RECORDS SUPPLIED:
====================
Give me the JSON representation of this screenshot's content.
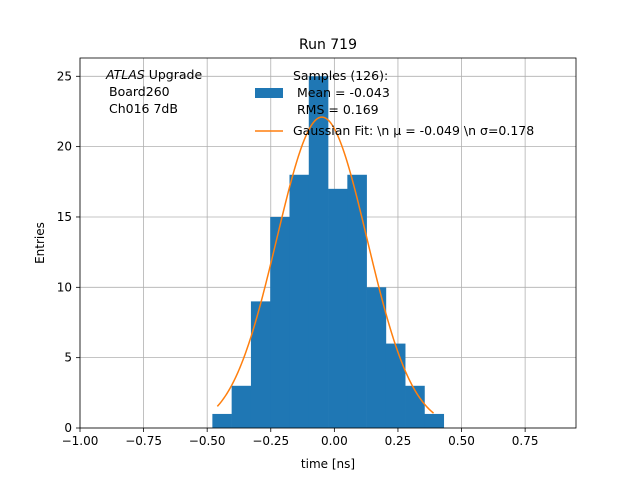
{
  "chart_data": {
    "type": "bar",
    "title": "Run 719",
    "xlabel": "time [ns]",
    "ylabel": "Entries",
    "xlim": [
      -1.0,
      0.95
    ],
    "ylim": [
      0,
      26.3
    ],
    "xticks": [
      "−1.00",
      "−0.75",
      "−0.50",
      "−0.25",
      "0.00",
      "0.25",
      "0.50",
      "0.75"
    ],
    "xtick_values": [
      -1.0,
      -0.75,
      -0.5,
      -0.25,
      0.0,
      0.25,
      0.5,
      0.75
    ],
    "yticks": [
      "0",
      "5",
      "10",
      "15",
      "20",
      "25"
    ],
    "ytick_values": [
      0,
      5,
      10,
      15,
      20,
      25
    ],
    "grid": true,
    "annotation": {
      "italic": "ATLAS",
      "line1_rest": " Upgrade",
      "line2": "Board260",
      "line3": "Ch016 7dB"
    },
    "legend_placement": "top-center",
    "legend": {
      "hist_line1": "Samples (126):",
      "hist_line2": "Mean = -0.043",
      "hist_line3": "RMS = 0.169",
      "fit_label": "Gaussian Fit: \\n μ = -0.049 \\n σ=0.178"
    },
    "histogram": {
      "name": "Samples (126):",
      "color": "#1f77b4",
      "bin_width": 0.0758,
      "bin_lefts": [
        -0.4796,
        -0.4038,
        -0.328,
        -0.2522,
        -0.1764,
        -0.1006,
        -0.0248,
        0.051,
        0.1268,
        0.2026,
        0.2784,
        0.3542
      ],
      "counts": [
        1,
        3,
        9,
        15,
        18,
        25,
        17,
        18,
        10,
        6,
        3,
        1
      ]
    },
    "fit": {
      "color": "#ff7f0e",
      "amplitude": 22.1,
      "mu": -0.049,
      "sigma": 0.178,
      "x_range": [
        -0.46,
        0.39
      ]
    }
  }
}
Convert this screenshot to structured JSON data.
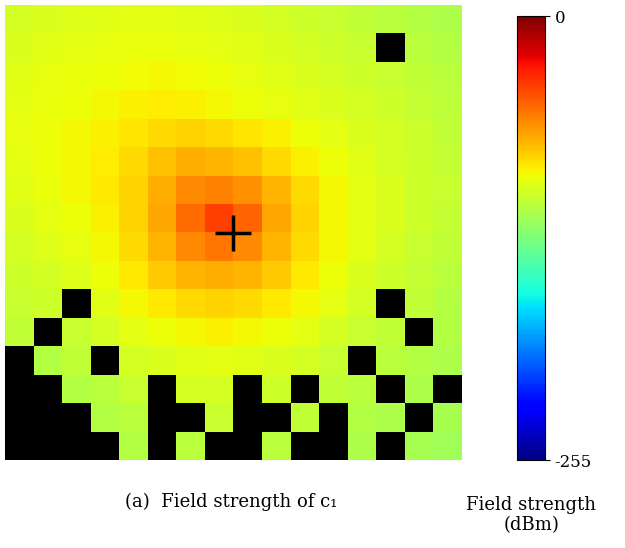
{
  "chart_data": {
    "type": "heatmap",
    "title": "(a)  Field strength of c₁",
    "tick_labels": false,
    "marker": "plus",
    "cells": [
      [
        -100,
        -98,
        -97,
        -96,
        -95,
        -95,
        -96,
        -97,
        -98,
        -100,
        -102,
        -104,
        -106,
        -108,
        -110,
        -112
      ],
      [
        -98,
        -96,
        -95,
        -94,
        -93,
        -93,
        -94,
        -95,
        -96,
        -98,
        -100,
        -102,
        -104,
        null,
        -108,
        -110
      ],
      [
        -96,
        -94,
        -93,
        -92,
        -91,
        -90,
        -91,
        -92,
        -94,
        -96,
        -98,
        -100,
        -102,
        -104,
        -106,
        -108
      ],
      [
        -95,
        -93,
        -92,
        -90,
        -88,
        -87,
        -88,
        -90,
        -92,
        -94,
        -96,
        -98,
        -100,
        -102,
        -105,
        -107
      ],
      [
        -94,
        -92,
        -90,
        -88,
        -85,
        -82,
        -80,
        -82,
        -85,
        -88,
        -92,
        -95,
        -98,
        -100,
        -103,
        -106
      ],
      [
        -95,
        -92,
        -90,
        -87,
        -82,
        -75,
        -70,
        -72,
        -75,
        -82,
        -88,
        -92,
        -96,
        -100,
        -102,
        -105
      ],
      [
        -96,
        -93,
        -90,
        -86,
        -80,
        -70,
        -60,
        -58,
        -62,
        -72,
        -82,
        -90,
        -95,
        -98,
        -102,
        -104
      ],
      [
        -98,
        -95,
        -92,
        -88,
        -80,
        -68,
        -52,
        -40,
        -50,
        -68,
        -80,
        -90,
        -95,
        -98,
        -102,
        -105
      ],
      [
        -100,
        -97,
        -94,
        -90,
        -82,
        -72,
        -60,
        -55,
        -60,
        -72,
        -82,
        -90,
        -95,
        -100,
        -104,
        -106
      ],
      [
        -102,
        -100,
        -97,
        -92,
        -86,
        -78,
        -72,
        -70,
        -72,
        -78,
        -86,
        -92,
        -98,
        -102,
        -105,
        -108
      ],
      [
        -104,
        -102,
        null,
        -96,
        -90,
        -86,
        -82,
        -80,
        -82,
        -86,
        -90,
        -95,
        -100,
        null,
        -106,
        -110
      ],
      [
        -106,
        null,
        -104,
        -100,
        -95,
        -92,
        -90,
        -88,
        -90,
        -92,
        -95,
        -100,
        -104,
        -106,
        null,
        -110
      ],
      [
        null,
        -110,
        -106,
        null,
        -100,
        -98,
        -96,
        -95,
        -96,
        -98,
        -100,
        -104,
        null,
        -108,
        -110,
        -112
      ],
      [
        null,
        null,
        -110,
        -108,
        -104,
        null,
        -100,
        -100,
        null,
        -102,
        null,
        -106,
        -108,
        null,
        -112,
        null
      ],
      [
        null,
        null,
        null,
        -110,
        -108,
        null,
        null,
        -104,
        null,
        null,
        -106,
        null,
        -110,
        -112,
        null,
        -114
      ],
      [
        null,
        null,
        null,
        null,
        -110,
        null,
        -108,
        null,
        null,
        -108,
        null,
        null,
        -112,
        null,
        -114,
        -116
      ]
    ],
    "colorbar": {
      "label": "Field strength\n(dBm)",
      "range": [
        -255,
        0
      ],
      "ticks": [
        -255,
        0
      ]
    }
  }
}
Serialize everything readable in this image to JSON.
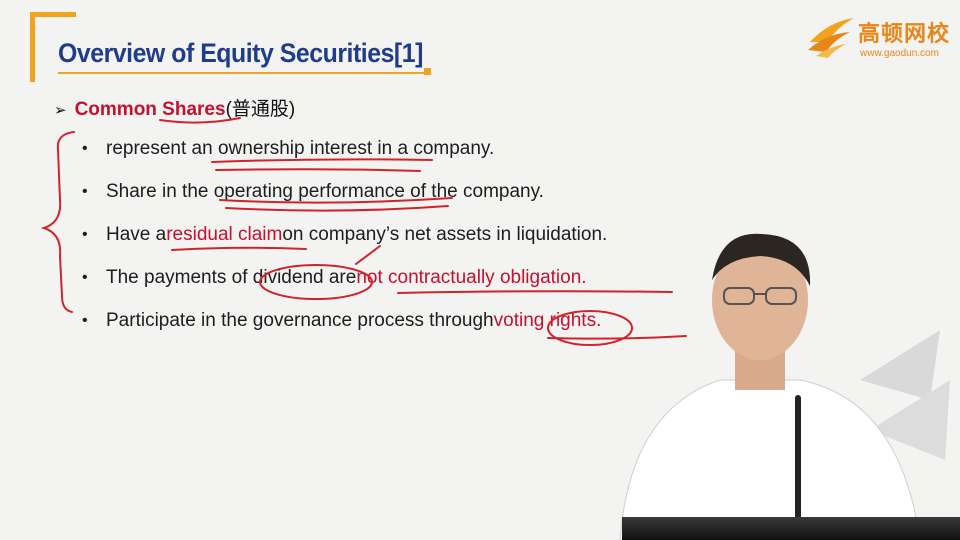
{
  "slide": {
    "title": "Overview of Equity Securities[1]",
    "heading_en": "Common Shares",
    "heading_cn": "(普通股)",
    "bullets": [
      {
        "pre": "represent an ownership interest in a company.",
        "red": "",
        "post": "",
        "red2": ""
      },
      {
        "pre": "Share in the operating performance of the company.",
        "red": "",
        "post": "",
        "red2": ""
      },
      {
        "pre": "Have a ",
        "red": "residual claim",
        "post": " on company’s net assets in liquidation.",
        "red2": ""
      },
      {
        "pre": "The payments of dividend are ",
        "red": "not contractually obligation.",
        "post": "",
        "red2": ""
      },
      {
        "pre": "Participate in the governance process through ",
        "red": "voting rights.",
        "post": "",
        "red2": ""
      }
    ]
  },
  "logo": {
    "name": "高顿网校",
    "url": "www.gaodun.com"
  },
  "colors": {
    "title_blue": "#1f3d8a",
    "accent_orange": "#f0a31e",
    "highlight_red": "#c8102e"
  },
  "icons": {
    "bullet_arrow": "arrow-right-icon",
    "bullet_dot": "bullet-dot-icon"
  }
}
====================
Reproduce the full listing faithfully, but do not carry over any pictures.

SOLUTION TO THE EXERCISE:
Give me the JSON representation of this screenshot's content.
{
  "chart_data": {
    "type": "bar",
    "title": "Run 719",
    "xlabel": "time [ns]",
    "ylabel": "Entries",
    "xlim": [
      -1.0,
      0.95
    ],
    "ylim": [
      0,
      26.3
    ],
    "xticks": [
      "−1.00",
      "−0.75",
      "−0.50",
      "−0.25",
      "0.00",
      "0.25",
      "0.50",
      "0.75"
    ],
    "xtick_values": [
      -1.0,
      -0.75,
      -0.5,
      -0.25,
      0.0,
      0.25,
      0.5,
      0.75
    ],
    "yticks": [
      "0",
      "5",
      "10",
      "15",
      "20",
      "25"
    ],
    "ytick_values": [
      0,
      5,
      10,
      15,
      20,
      25
    ],
    "grid": true,
    "annotation": {
      "italic": "ATLAS",
      "line1_rest": " Upgrade",
      "line2": "Board260",
      "line3": "Ch016 7dB"
    },
    "legend_placement": "top-center",
    "legend": {
      "hist_line1": "Samples (126):",
      "hist_line2": "Mean = -0.043",
      "hist_line3": "RMS = 0.169",
      "fit_label": "Gaussian Fit: \\n μ = -0.049 \\n σ=0.178"
    },
    "histogram": {
      "name": "Samples (126):",
      "color": "#1f77b4",
      "bin_width": 0.0758,
      "bin_lefts": [
        -0.4796,
        -0.4038,
        -0.328,
        -0.2522,
        -0.1764,
        -0.1006,
        -0.0248,
        0.051,
        0.1268,
        0.2026,
        0.2784,
        0.3542
      ],
      "counts": [
        1,
        3,
        9,
        15,
        18,
        25,
        17,
        18,
        10,
        6,
        3,
        1
      ]
    },
    "fit": {
      "color": "#ff7f0e",
      "amplitude": 22.1,
      "mu": -0.049,
      "sigma": 0.178,
      "x_range": [
        -0.46,
        0.39
      ]
    }
  }
}
Convert this screenshot to structured JSON data.
{
  "chart_data": {
    "type": "heatmap",
    "title": "(a)  Field strength of c₁",
    "tick_labels": false,
    "marker": "plus",
    "cells": [
      [
        -100,
        -98,
        -97,
        -96,
        -95,
        -95,
        -96,
        -97,
        -98,
        -100,
        -102,
        -104,
        -106,
        -108,
        -110,
        -112
      ],
      [
        -98,
        -96,
        -95,
        -94,
        -93,
        -93,
        -94,
        -95,
        -96,
        -98,
        -100,
        -102,
        -104,
        null,
        -108,
        -110
      ],
      [
        -96,
        -94,
        -93,
        -92,
        -91,
        -90,
        -91,
        -92,
        -94,
        -96,
        -98,
        -100,
        -102,
        -104,
        -106,
        -108
      ],
      [
        -95,
        -93,
        -92,
        -90,
        -88,
        -87,
        -88,
        -90,
        -92,
        -94,
        -96,
        -98,
        -100,
        -102,
        -105,
        -107
      ],
      [
        -94,
        -92,
        -90,
        -88,
        -85,
        -82,
        -80,
        -82,
        -85,
        -88,
        -92,
        -95,
        -98,
        -100,
        -103,
        -106
      ],
      [
        -95,
        -92,
        -90,
        -87,
        -82,
        -75,
        -70,
        -72,
        -75,
        -82,
        -88,
        -92,
        -96,
        -100,
        -102,
        -105
      ],
      [
        -96,
        -93,
        -90,
        -86,
        -80,
        -70,
        -60,
        -58,
        -62,
        -72,
        -82,
        -90,
        -95,
        -98,
        -102,
        -104
      ],
      [
        -98,
        -95,
        -92,
        -88,
        -80,
        -68,
        -52,
        -40,
        -50,
        -68,
        -80,
        -90,
        -95,
        -98,
        -102,
        -105
      ],
      [
        -100,
        -97,
        -94,
        -90,
        -82,
        -72,
        -60,
        -55,
        -60,
        -72,
        -82,
        -90,
        -95,
        -100,
        -104,
        -106
      ],
      [
        -102,
        -100,
        -97,
        -92,
        -86,
        -78,
        -72,
        -70,
        -72,
        -78,
        -86,
        -92,
        -98,
        -102,
        -105,
        -108
      ],
      [
        -104,
        -102,
        null,
        -96,
        -90,
        -86,
        -82,
        -80,
        -82,
        -86,
        -90,
        -95,
        -100,
        null,
        -106,
        -110
      ],
      [
        -106,
        null,
        -104,
        -100,
        -95,
        -92,
        -90,
        -88,
        -90,
        -92,
        -95,
        -100,
        -104,
        -106,
        null,
        -110
      ],
      [
        null,
        -110,
        -106,
        null,
        -100,
        -98,
        -96,
        -95,
        -96,
        -98,
        -100,
        -104,
        null,
        -108,
        -110,
        -112
      ],
      [
        null,
        null,
        -110,
        -108,
        -104,
        null,
        -100,
        -100,
        null,
        -102,
        null,
        -106,
        -108,
        null,
        -112,
        null
      ],
      [
        null,
        null,
        null,
        -110,
        -108,
        null,
        null,
        -104,
        null,
        null,
        -106,
        null,
        -110,
        -112,
        null,
        -114
      ],
      [
        null,
        null,
        null,
        null,
        -110,
        null,
        -108,
        null,
        null,
        -108,
        null,
        null,
        -112,
        null,
        -114,
        -116
      ]
    ],
    "colorbar": {
      "label": "Field strength\n(dBm)",
      "range": [
        -255,
        0
      ],
      "ticks": [
        -255,
        0
      ]
    }
  }
}
Serialize everything readable in this image to JSON.
{
  "slide": {
    "title": "Overview of Equity Securities[1]",
    "heading_en": "Common Shares",
    "heading_cn": "(普通股)",
    "bullets": [
      {
        "pre": "represent an ownership interest in a company.",
        "red": "",
        "post": "",
        "red2": ""
      },
      {
        "pre": "Share in the operating performance of the company.",
        "red": "",
        "post": "",
        "red2": ""
      },
      {
        "pre": "Have a ",
        "red": "residual claim",
        "post": " on company’s net assets in liquidation.",
        "red2": ""
      },
      {
        "pre": "The payments of dividend are ",
        "red": "not contractually obligation.",
        "post": "",
        "red2": ""
      },
      {
        "pre": "Participate in the governance process through ",
        "red": "voting rights.",
        "post": "",
        "red2": ""
      }
    ]
  },
  "logo": {
    "name": "高顿网校",
    "url": "www.gaodun.com"
  },
  "colors": {
    "title_blue": "#1f3d8a",
    "accent_orange": "#f0a31e",
    "highlight_red": "#c8102e"
  },
  "icons": {
    "bullet_arrow": "arrow-right-icon",
    "bullet_dot": "bullet-dot-icon"
  }
}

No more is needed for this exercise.